---- RECORDS FOR THE EXERCISE

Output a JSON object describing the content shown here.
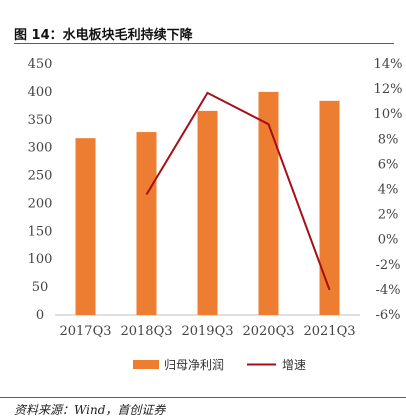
{
  "figure": {
    "title": "图 14：水电板块毛利持续下降",
    "source": "资料来源：Wind，首创证券"
  },
  "colors": {
    "bar": "#ED7D31",
    "line": "#A50F15",
    "axis": "#BFBFBF",
    "rule": "#B03A3A"
  },
  "chart_data": {
    "type": "bar",
    "categories": [
      "2017Q3",
      "2018Q3",
      "2019Q3",
      "2020Q3",
      "2021Q3"
    ],
    "series": [
      {
        "name": "归母净利润",
        "type": "bar",
        "axis": "left",
        "values": [
          317,
          328,
          366,
          400,
          384
        ]
      },
      {
        "name": "增速",
        "type": "line",
        "axis": "right",
        "unit": "%",
        "values": [
          null,
          3.6,
          11.7,
          9.2,
          -4.0
        ]
      }
    ],
    "y_left": {
      "lim": [
        0,
        450
      ],
      "ticks": [
        "0",
        "50",
        "100",
        "150",
        "200",
        "250",
        "300",
        "350",
        "400",
        "450"
      ]
    },
    "y_right": {
      "lim": [
        -6,
        14
      ],
      "ticks": [
        "-6%",
        "-4%",
        "-2%",
        "0%",
        "2%",
        "4%",
        "6%",
        "8%",
        "10%",
        "12%",
        "14%"
      ]
    },
    "grid": false,
    "legend": "bottom-center"
  }
}
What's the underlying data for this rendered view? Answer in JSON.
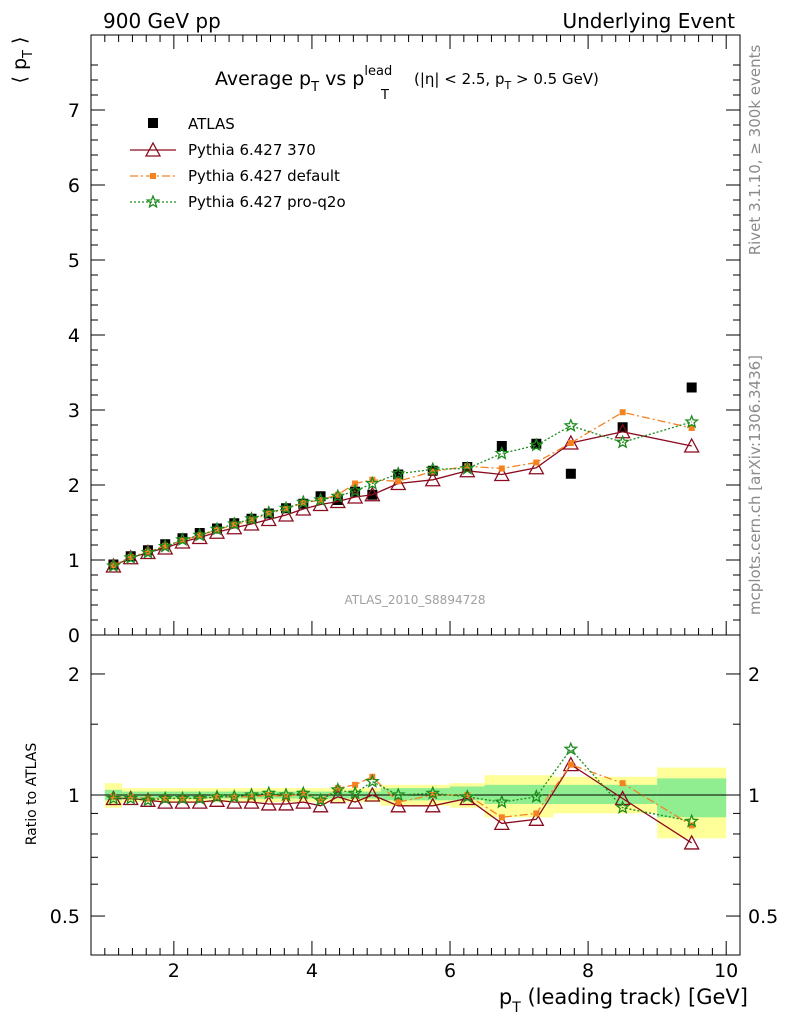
{
  "header": {
    "left": "900 GeV pp",
    "right": "Underlying Event"
  },
  "plot_title": {
    "main": "Average p",
    "main_sub": "T",
    "vs": " vs p",
    "vs_sup": "lead",
    "vs_sub": "T",
    "cuts_a": "(|η| < 2.5, p",
    "cuts_sub": "T",
    "cuts_b": " > 0.5 GeV)"
  },
  "side_labels": {
    "rivet": "Rivet 3.1.10, ≥ 300k events",
    "mcplots": "mcplots.cern.ch [arXiv:1306.3436]"
  },
  "analysis_label": "ATLAS_2010_S8894728",
  "colors": {
    "atlas": "#000000",
    "p370": "#8b0a1e",
    "default": "#f58220",
    "proq2o": "#1e8c1e",
    "band_inner": "#90ee90",
    "band_outer": "#ffff99"
  },
  "chart_data": [
    {
      "type": "scatter",
      "panel": "main",
      "ylabel_a": "⟨ p",
      "ylabel_sub": "T",
      "ylabel_b": " ⟩",
      "xlim": [
        0.8,
        10.2
      ],
      "ylim": [
        0,
        8
      ],
      "yticks": [
        0,
        1,
        2,
        3,
        4,
        5,
        6,
        7
      ],
      "legend_position": "top-left",
      "x": [
        1.125,
        1.375,
        1.625,
        1.875,
        2.125,
        2.375,
        2.625,
        2.875,
        3.125,
        3.375,
        3.625,
        3.875,
        4.125,
        4.375,
        4.625,
        4.875,
        5.25,
        5.75,
        6.25,
        6.75,
        7.25,
        7.75,
        8.5,
        9.5
      ],
      "series": [
        {
          "name": "ATLAS",
          "marker": "square",
          "values": [
            0.94,
            1.05,
            1.13,
            1.21,
            1.29,
            1.36,
            1.42,
            1.49,
            1.55,
            1.62,
            1.69,
            1.75,
            1.85,
            1.8,
            1.91,
            1.87,
            2.14,
            2.19,
            2.24,
            2.52,
            2.55,
            2.15,
            2.77,
            3.3
          ]
        },
        {
          "name": "Pythia 6.427 370",
          "marker": "triangle",
          "values": [
            0.92,
            1.03,
            1.1,
            1.16,
            1.24,
            1.3,
            1.37,
            1.43,
            1.48,
            1.54,
            1.6,
            1.68,
            1.74,
            1.78,
            1.84,
            1.87,
            2.02,
            2.07,
            2.19,
            2.14,
            2.23,
            2.56,
            2.71,
            2.52
          ]
        },
        {
          "name": "Pythia 6.427 default",
          "marker": "small-square",
          "values": [
            0.93,
            1.04,
            1.11,
            1.19,
            1.26,
            1.33,
            1.4,
            1.47,
            1.53,
            1.62,
            1.68,
            1.76,
            1.8,
            1.87,
            2.02,
            2.07,
            2.05,
            2.18,
            2.25,
            2.22,
            2.3,
            2.56,
            2.97,
            2.76
          ]
        },
        {
          "name": "Pythia 6.427 pro-q2o",
          "marker": "star",
          "values": [
            0.92,
            1.03,
            1.1,
            1.18,
            1.27,
            1.33,
            1.41,
            1.48,
            1.55,
            1.63,
            1.69,
            1.77,
            1.8,
            1.85,
            1.92,
            2.02,
            2.15,
            2.21,
            2.22,
            2.42,
            2.53,
            2.79,
            2.57,
            2.84
          ]
        }
      ]
    },
    {
      "type": "scatter",
      "panel": "ratio",
      "ylabel": "Ratio to ATLAS",
      "xlabel_a": "p",
      "xlabel_sub": "T",
      "xlabel_b": " (leading track) [GeV]",
      "scale": "log",
      "ylim": [
        0.4,
        2.5
      ],
      "yticks": [
        0.5,
        1,
        2
      ],
      "xticks": [
        2,
        4,
        6,
        8,
        10
      ],
      "x": [
        1.125,
        1.375,
        1.625,
        1.875,
        2.125,
        2.375,
        2.625,
        2.875,
        3.125,
        3.375,
        3.625,
        3.875,
        4.125,
        4.375,
        4.625,
        4.875,
        5.25,
        5.75,
        6.25,
        6.75,
        7.25,
        7.75,
        8.5,
        9.5
      ],
      "series": [
        {
          "name": "Pythia 6.427 370",
          "values": [
            0.98,
            0.98,
            0.97,
            0.96,
            0.96,
            0.96,
            0.97,
            0.96,
            0.96,
            0.95,
            0.95,
            0.96,
            0.94,
            0.99,
            0.96,
            1.0,
            0.94,
            0.94,
            0.98,
            0.85,
            0.87,
            1.19,
            0.98,
            0.76
          ]
        },
        {
          "name": "Pythia 6.427 default",
          "values": [
            0.99,
            0.99,
            0.98,
            0.98,
            0.98,
            0.98,
            0.99,
            0.99,
            0.99,
            1.0,
            0.99,
            1.01,
            0.97,
            1.04,
            1.06,
            1.11,
            0.96,
            1.0,
            1.0,
            0.88,
            0.9,
            1.19,
            1.07,
            0.84
          ]
        },
        {
          "name": "Pythia 6.427 pro-q2o",
          "values": [
            0.98,
            0.98,
            0.97,
            0.98,
            0.98,
            0.98,
            0.99,
            0.99,
            1.0,
            1.01,
            1.0,
            1.01,
            0.97,
            1.03,
            1.01,
            1.08,
            1.0,
            1.01,
            0.99,
            0.96,
            0.99,
            1.3,
            0.93,
            0.86
          ]
        }
      ],
      "bands": [
        {
          "x0": 1.0,
          "x1": 1.25,
          "inner": [
            0.97,
            1.03
          ],
          "outer": [
            0.93,
            1.07
          ]
        },
        {
          "x0": 1.25,
          "x1": 5.0,
          "inner": [
            0.98,
            1.02
          ],
          "outer": [
            0.96,
            1.04
          ]
        },
        {
          "x0": 5.0,
          "x1": 6.0,
          "inner": [
            0.97,
            1.04
          ],
          "outer": [
            0.94,
            1.06
          ]
        },
        {
          "x0": 6.0,
          "x1": 6.5,
          "inner": [
            0.97,
            1.05
          ],
          "outer": [
            0.93,
            1.07
          ]
        },
        {
          "x0": 6.5,
          "x1": 7.5,
          "inner": [
            0.95,
            1.06
          ],
          "outer": [
            0.88,
            1.12
          ]
        },
        {
          "x0": 7.5,
          "x1": 9.0,
          "inner": [
            0.95,
            1.06
          ],
          "outer": [
            0.9,
            1.11
          ]
        },
        {
          "x0": 9.0,
          "x1": 10.0,
          "inner": [
            0.88,
            1.1
          ],
          "outer": [
            0.78,
            1.17
          ]
        }
      ]
    }
  ]
}
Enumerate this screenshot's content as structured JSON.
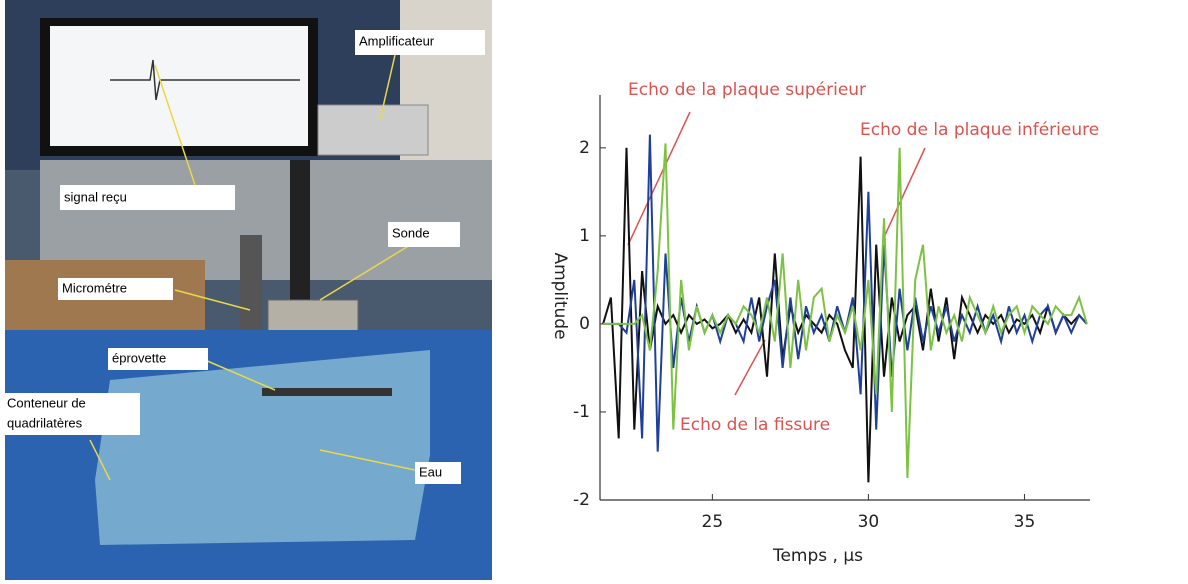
{
  "photo": {
    "labels": [
      "signal reçu",
      "Amplificateur",
      "Sonde",
      "Micrométre",
      "éprovette",
      "Conteneur de",
      "quadrilatères",
      "Eau"
    ]
  },
  "chart_data": {
    "type": "line",
    "xlabel": "Temps , μs",
    "ylabel": "Amplitude",
    "annotations": [
      "Echo de la plaque supérieur",
      "Echo de la plaque inférieure",
      "Echo de la fissure"
    ],
    "xlim": [
      21.4,
      37.1
    ],
    "ylim": [
      -2,
      2.6
    ],
    "xticks": [
      25,
      30,
      35
    ],
    "yticks": [
      -2,
      -1,
      0,
      1,
      2
    ],
    "x": [
      21.5,
      21.75,
      22,
      22.25,
      22.5,
      22.75,
      23,
      23.25,
      23.5,
      23.75,
      24,
      24.25,
      24.5,
      24.75,
      25,
      25.25,
      25.5,
      25.75,
      26,
      26.25,
      26.5,
      26.75,
      27,
      27.25,
      27.5,
      27.75,
      28,
      28.25,
      28.5,
      28.75,
      29,
      29.25,
      29.5,
      29.75,
      30,
      30.25,
      30.5,
      30.75,
      31,
      31.25,
      31.5,
      31.75,
      32,
      32.25,
      32.5,
      32.75,
      33,
      33.25,
      33.5,
      33.75,
      34,
      34.25,
      34.5,
      34.75,
      35,
      35.25,
      35.5,
      35.75,
      36,
      36.25,
      36.5,
      36.75,
      37
    ],
    "series": [
      {
        "color": "#111111",
        "values": [
          0,
          0.3,
          -1.3,
          2.0,
          -1.2,
          0.6,
          -0.3,
          0.2,
          0,
          0.1,
          -0.1,
          0.1,
          0,
          0.05,
          -0.05,
          0,
          0.1,
          -0.1,
          0.05,
          -0.1,
          0.3,
          -0.6,
          0.8,
          -0.4,
          0.2,
          -0.1,
          0.1,
          0,
          -0.1,
          0.1,
          0,
          -0.3,
          -0.5,
          1.9,
          -1.8,
          0.9,
          -0.6,
          0.3,
          -0.2,
          0.1,
          0.2,
          -0.3,
          0.4,
          -0.2,
          0.3,
          -0.4,
          0.3,
          0.1,
          -0.1,
          0.1,
          0,
          0.1,
          -0.1,
          0.05,
          0,
          0.1,
          -0.1,
          0.2,
          -0.1,
          0.1,
          0,
          0.1,
          0
        ]
      },
      {
        "color": "#1f3f9a",
        "values": [
          0,
          0,
          0,
          -0.1,
          0.5,
          -1.3,
          2.15,
          -1.45,
          0.8,
          -0.5,
          0.3,
          -0.2,
          0.2,
          -0.1,
          0.1,
          -0.2,
          0.1,
          0,
          -0.2,
          0.3,
          -0.2,
          0.2,
          0.5,
          -0.5,
          0.3,
          -0.4,
          0.2,
          -0.1,
          0.1,
          -0.2,
          0.2,
          -0.1,
          0.3,
          -0.8,
          1.5,
          -1.2,
          0.9,
          -0.6,
          0.4,
          -0.3,
          0.3,
          -0.2,
          0.2,
          -0.1,
          0.2,
          -0.2,
          0.1,
          -0.1,
          0.2,
          -0.1,
          0.1,
          -0.2,
          0.2,
          -0.1,
          0.1,
          -0.2,
          0.1,
          0.2,
          -0.1,
          0.1,
          -0.1,
          0.1,
          0
        ]
      },
      {
        "color": "#7dc242",
        "values": [
          0,
          0,
          0,
          0,
          0,
          0.1,
          -0.3,
          0.6,
          2.05,
          -1.2,
          0.5,
          -0.3,
          0.2,
          -0.1,
          0.1,
          -0.1,
          0.1,
          0,
          0.2,
          0.1,
          -0.1,
          0.3,
          -0.2,
          0.8,
          -0.5,
          0.5,
          -0.3,
          0.3,
          0.4,
          -0.2,
          0.1,
          -0.1,
          0.2,
          -0.3,
          0.5,
          -0.8,
          1.2,
          -1.0,
          2.0,
          -1.75,
          0.5,
          0.9,
          -0.3,
          0.2,
          -0.1,
          0.1,
          -0.2,
          0.3,
          0.1,
          -0.1,
          0.2,
          -0.1,
          0.1,
          0.2,
          -0.1,
          0.2,
          0.1,
          0,
          0.2,
          0.1,
          0.1,
          0.3,
          0
        ]
      }
    ]
  }
}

--------

Copy out all lines that carry the word "marker".

          "marker": "square",
          "marker": "triangle",
          "marker": "small-square",
          "marker": "star",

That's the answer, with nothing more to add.